-- START RAW RECORDS --

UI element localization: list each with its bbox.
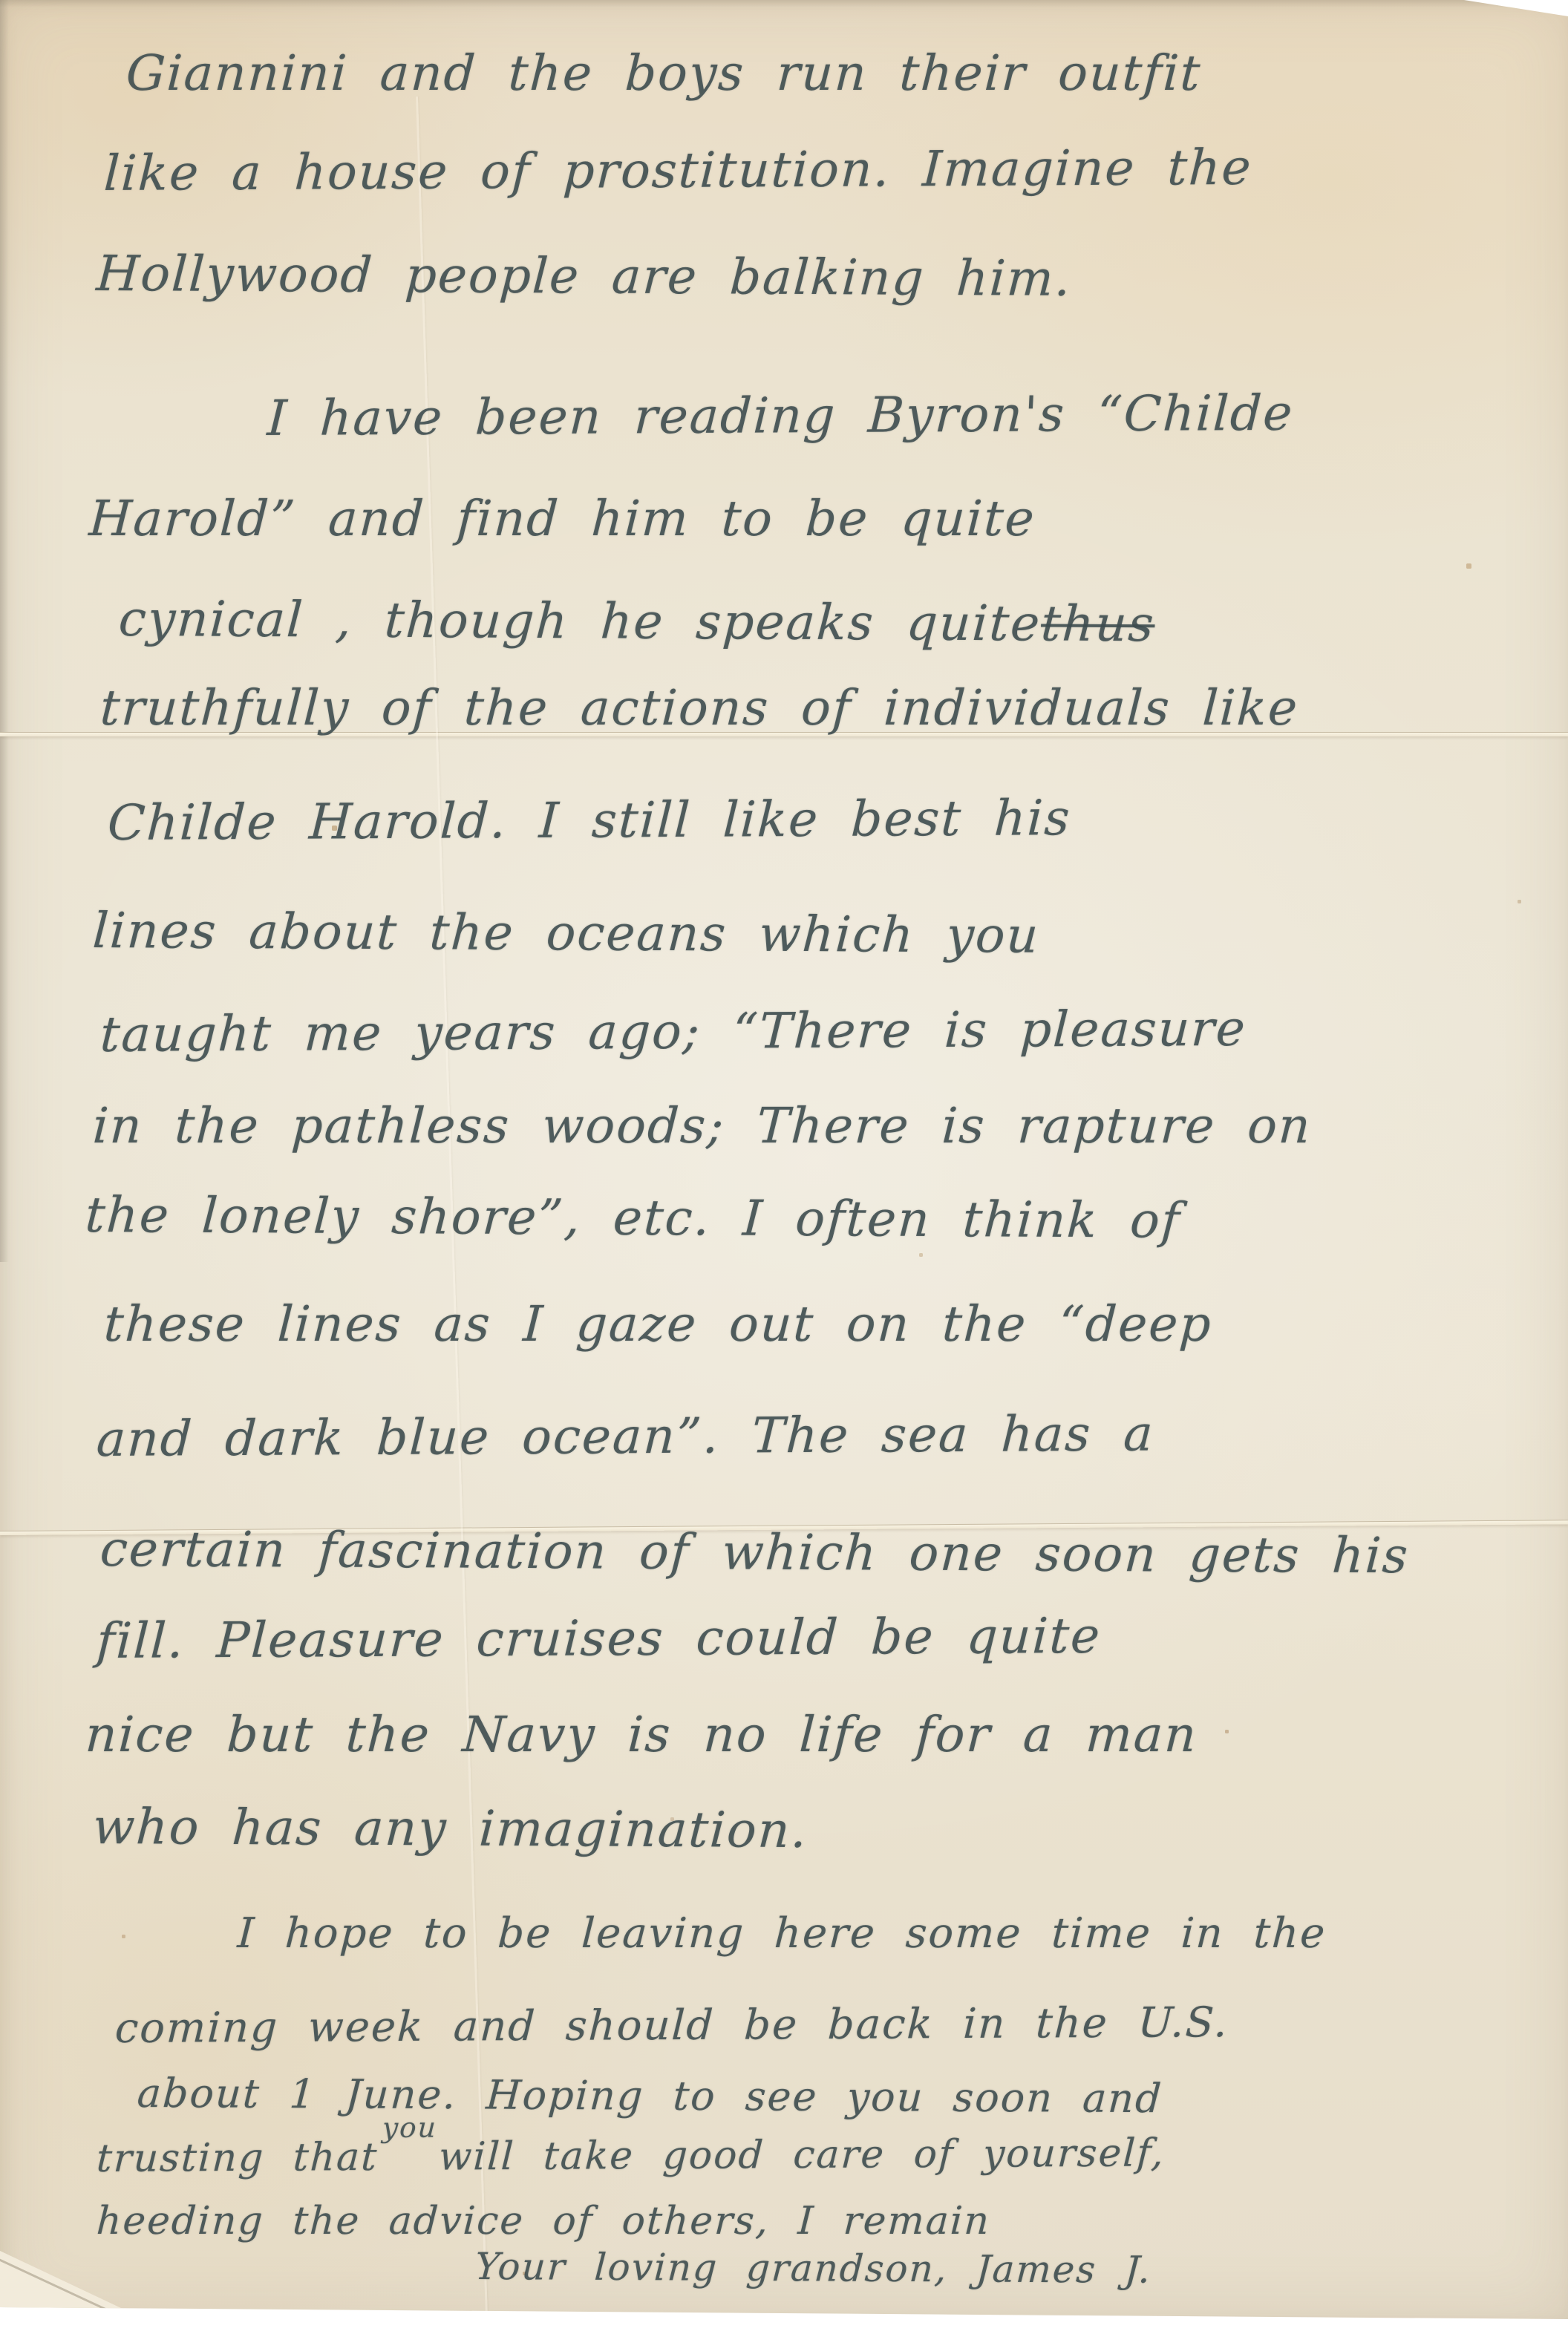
letter-line: like a house of prostitution. Imagine th… [102,139,1253,202]
letter-line: truthfully of the actions of individuals… [99,679,1300,736]
letter-line: Harold” and find him to be quite [88,490,1037,547]
struck-out-word: thus [1039,595,1157,653]
letter-line: these lines as I gaze out on the “deep [102,1295,1214,1353]
letter-line: nice but the Navy is no life for a man [84,1706,1199,1763]
letter-line: who has any imagination. [91,1798,810,1859]
letter-line: about 1 June. Hoping to see you soon and [136,2070,1163,2122]
letter-line: cynical , though he speaks quitethus [117,590,1157,653]
letter-line: Hollywood people are balking him. [95,245,1074,307]
letter-line: I have been reading Byron's “Childe [266,385,1295,447]
letter-line: and dark blue ocean”. The sea has a [95,1405,1155,1468]
line-text: will take good care of yourself, [438,2131,1166,2179]
line-text: cynical , though he speaks quite [117,590,1043,653]
letter-line: the lonely shore”, etc. I often think of [84,1186,1183,1249]
signature-line: Your loving grandson, James J. [474,2245,1152,2292]
letter-line: trusting thatyouwill take good care of y… [96,2131,1166,2181]
letter-line: heeding the advice of others, I remain [95,2199,991,2243]
inserted-word-above-line: you [382,2111,438,2144]
letter-line: coming week and should be back in the U.… [114,1998,1229,2053]
letter-line: lines about the oceans which you [91,902,1042,964]
letter-line: Giannini and the boys run their outfit [125,45,1203,102]
letter-line: Childe Harold. I still like best his [106,789,1072,851]
letter-line: in the pathless woods; There is rapture … [91,1097,1313,1154]
letter-line: I hope to be leaving here some time in t… [236,1909,1327,1958]
letter-paper: Giannini and the boys run their outfitli… [0,0,1568,2319]
letter-line: fill. Pleasure cruises could be quite [95,1607,1102,1670]
scanned-letter-page: Giannini and the boys run their outfitli… [0,0,1568,2334]
line-text: trusting that [96,2135,379,2181]
letter-line: taught me years ago; “There is pleasure [99,1000,1248,1063]
torn-corner-top-right [1464,0,1568,16]
letter-line: certain fascination of which one soon ge… [99,1520,1411,1584]
letter-body: Giannini and the boys run their outfitli… [0,0,1568,2319]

-- END RAW RECORDS --

Can you copy out every line of the entry above word for word, leaving out the picture?

UI element localization: list each with its bbox.
letter-line: like a house of prostitution. Imagine th… [102,139,1253,202]
letter-line: truthfully of the actions of individuals… [99,679,1300,736]
letter-line: Harold” and find him to be quite [88,490,1037,547]
struck-out-word: thus [1039,595,1157,653]
letter-line: these lines as I gaze out on the “deep [102,1295,1214,1353]
letter-line: nice but the Navy is no life for a man [84,1706,1199,1763]
letter-line: who has any imagination. [91,1798,810,1859]
letter-line: about 1 June. Hoping to see you soon and [136,2070,1163,2122]
letter-line: cynical , though he speaks quitethus [117,590,1157,653]
letter-line: Hollywood people are balking him. [95,245,1074,307]
letter-line: I have been reading Byron's “Childe [266,385,1295,447]
letter-line: and dark blue ocean”. The sea has a [95,1405,1155,1468]
line-text: will take good care of yourself, [438,2131,1166,2179]
line-text: cynical , though he speaks quite [117,590,1043,653]
letter-line: the lonely shore”, etc. I often think of [84,1186,1183,1249]
signature-line: Your loving grandson, James J. [474,2245,1152,2292]
letter-line: trusting thatyouwill take good care of y… [96,2131,1166,2181]
letter-line: heeding the advice of others, I remain [95,2199,991,2243]
inserted-word-above-line: you [382,2111,438,2144]
letter-line: coming week and should be back in the U.… [114,1998,1229,2053]
letter-line: lines about the oceans which you [91,902,1042,964]
letter-line: Giannini and the boys run their outfit [125,45,1203,102]
letter-line: Childe Harold. I still like best his [106,789,1072,851]
letter-line: in the pathless woods; There is rapture … [91,1097,1313,1154]
letter-line: I hope to be leaving here some time in t… [236,1909,1327,1958]
letter-paper: Giannini and the boys run their outfitli… [0,0,1568,2319]
letter-line: fill. Pleasure cruises could be quite [95,1607,1102,1670]
scanned-letter-page: Giannini and the boys run their outfitli… [0,0,1568,2334]
line-text: trusting that [96,2135,379,2181]
letter-line: taught me years ago; “There is pleasure [99,1000,1248,1063]
torn-corner-top-right [1464,0,1568,16]
letter-line: certain fascination of which one soon ge… [99,1520,1411,1584]
letter-body: Giannini and the boys run their outfitli… [0,0,1568,2319]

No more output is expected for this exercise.